**Task goal:** Write out the entire listing below exactly, with the pictures left out.

## Begin Given data

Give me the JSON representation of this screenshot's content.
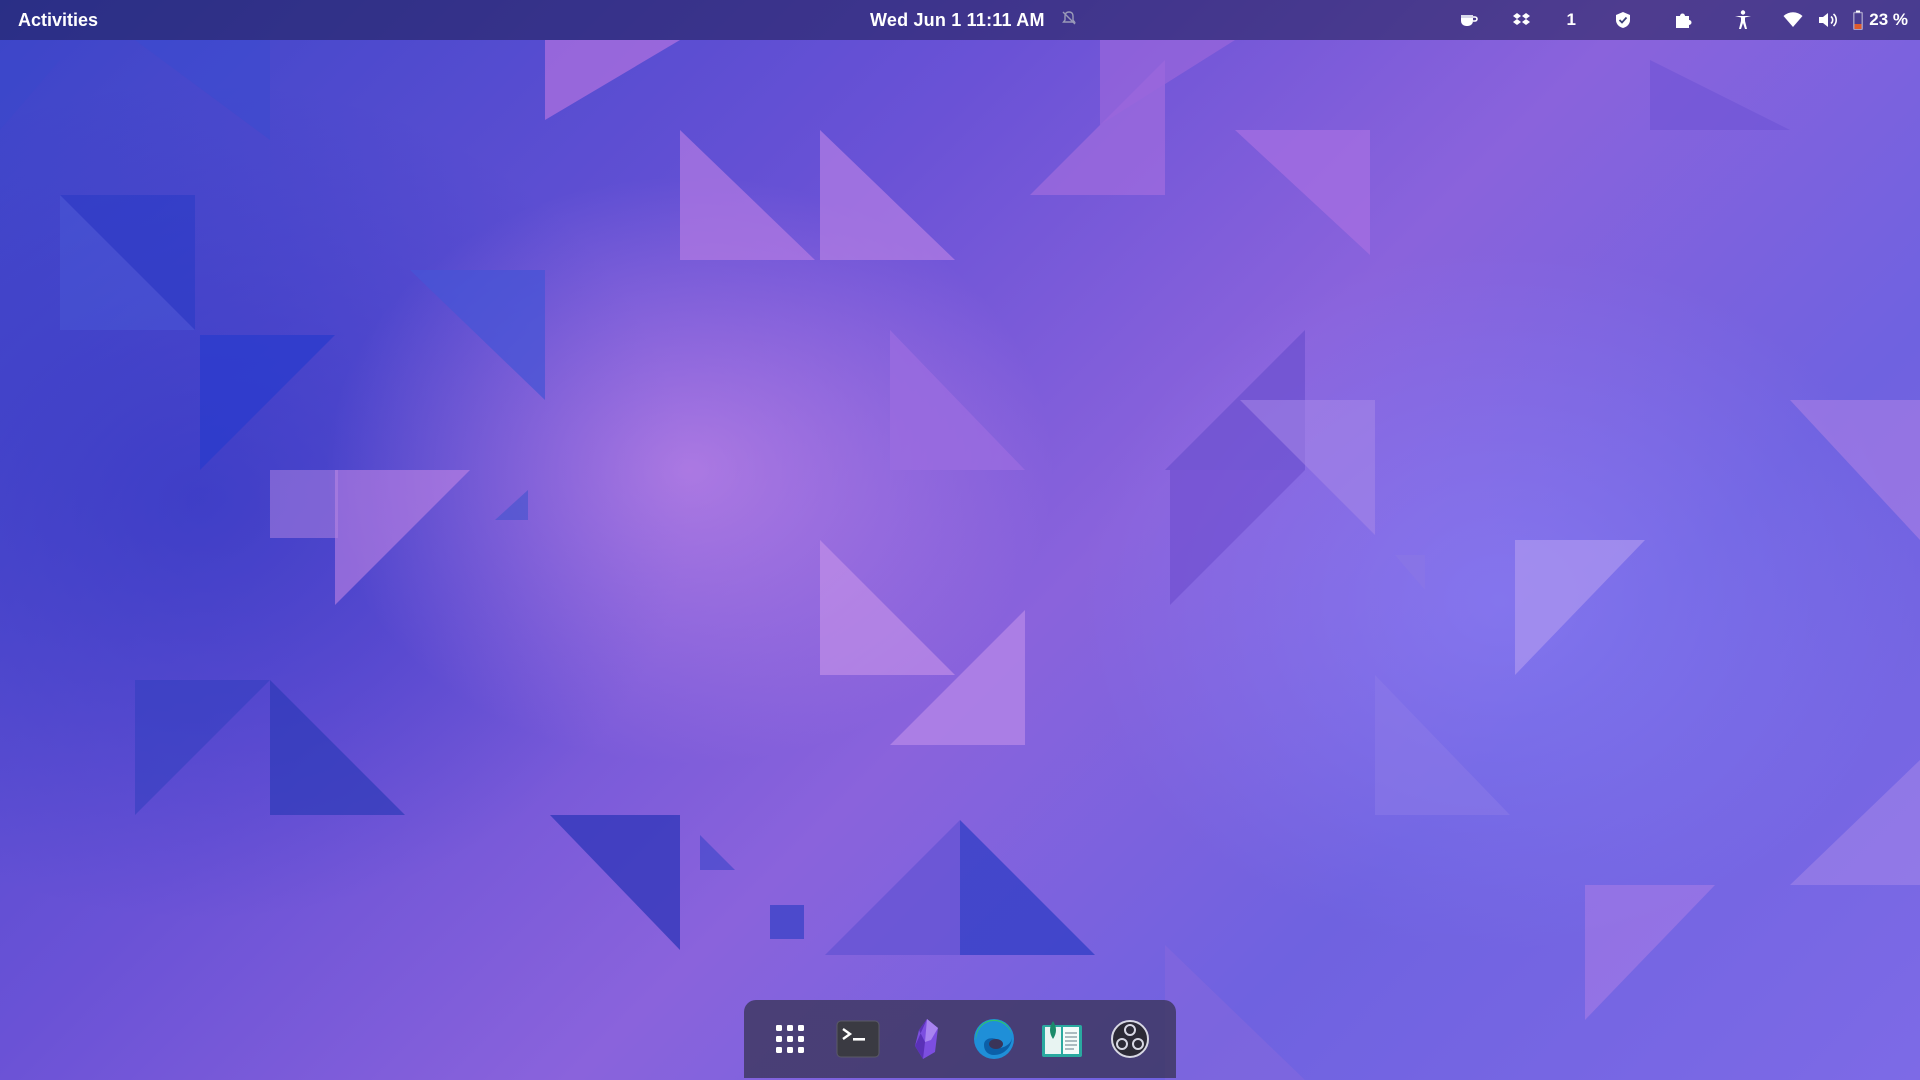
{
  "topbar": {
    "activities_label": "Activities",
    "clock": "Wed Jun 1  11:11 AM",
    "notifications_icon": "bell-muted-icon",
    "tray": {
      "caffeine_icon": "coffee-cup-icon",
      "dropbox_icon": "dropbox-icon",
      "workspace_count": "1",
      "vpn_icon": "shield-icon",
      "extensions_icon": "puzzle-piece-icon",
      "accessibility_icon": "accessibility-icon",
      "wifi_icon": "wifi-icon",
      "volume_icon": "speaker-icon",
      "battery_icon": "battery-low-icon",
      "battery_percent": "23 %",
      "battery_color": "#e05a2b"
    }
  },
  "dock": {
    "items": [
      {
        "name": "show-applications",
        "icon": "app-grid-icon"
      },
      {
        "name": "terminal",
        "icon": "terminal-icon"
      },
      {
        "name": "obsidian",
        "icon": "obsidian-crystal-icon"
      },
      {
        "name": "microsoft-edge",
        "icon": "edge-browser-icon"
      },
      {
        "name": "book-reader",
        "icon": "book-reader-icon"
      },
      {
        "name": "obs-studio",
        "icon": "obs-studio-icon"
      }
    ]
  },
  "colors": {
    "wallpaper_dark": "#3b45c8",
    "wallpaper_mid": "#6a52d6",
    "wallpaper_light": "#d08ee8",
    "panel_bg": "rgba(30,30,80,0.55)",
    "dock_bg": "rgba(58,52,88,0.78)"
  }
}
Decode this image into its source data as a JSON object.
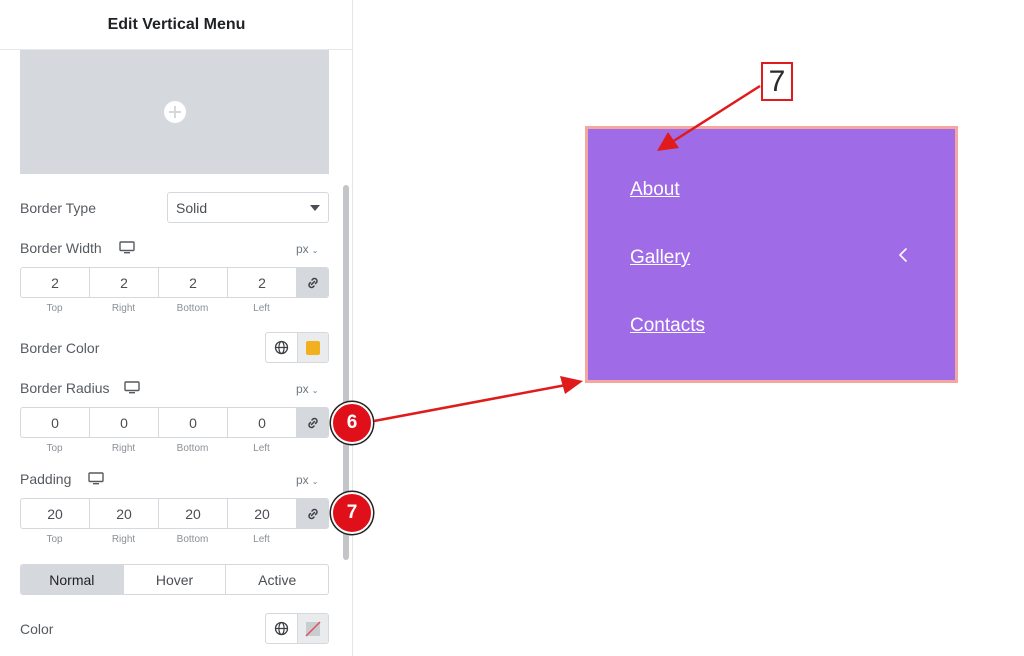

## End Given data

**Result of the task:**
Give me the JSON representation of this screenshot's content.
{
  "topbar": {
    "activities_label": "Activities",
    "clock": "Wed Jun 1  11:11 AM",
    "notifications_icon": "bell-muted-icon",
    "tray": {
      "caffeine_icon": "coffee-cup-icon",
      "dropbox_icon": "dropbox-icon",
      "workspace_count": "1",
      "vpn_icon": "shield-icon",
      "extensions_icon": "puzzle-piece-icon",
      "accessibility_icon": "accessibility-icon",
      "wifi_icon": "wifi-icon",
      "volume_icon": "speaker-icon",
      "battery_icon": "battery-low-icon",
      "battery_percent": "23 %",
      "battery_color": "#e05a2b"
    }
  },
  "dock": {
    "items": [
      {
        "name": "show-applications",
        "icon": "app-grid-icon"
      },
      {
        "name": "terminal",
        "icon": "terminal-icon"
      },
      {
        "name": "obsidian",
        "icon": "obsidian-crystal-icon"
      },
      {
        "name": "microsoft-edge",
        "icon": "edge-browser-icon"
      },
      {
        "name": "book-reader",
        "icon": "book-reader-icon"
      },
      {
        "name": "obs-studio",
        "icon": "obs-studio-icon"
      }
    ]
  },
  "colors": {
    "wallpaper_dark": "#3b45c8",
    "wallpaper_mid": "#6a52d6",
    "wallpaper_light": "#d08ee8",
    "panel_bg": "rgba(30,30,80,0.55)",
    "dock_bg": "rgba(58,52,88,0.78)"
  }
}
Decode this image into its source data as a JSON object.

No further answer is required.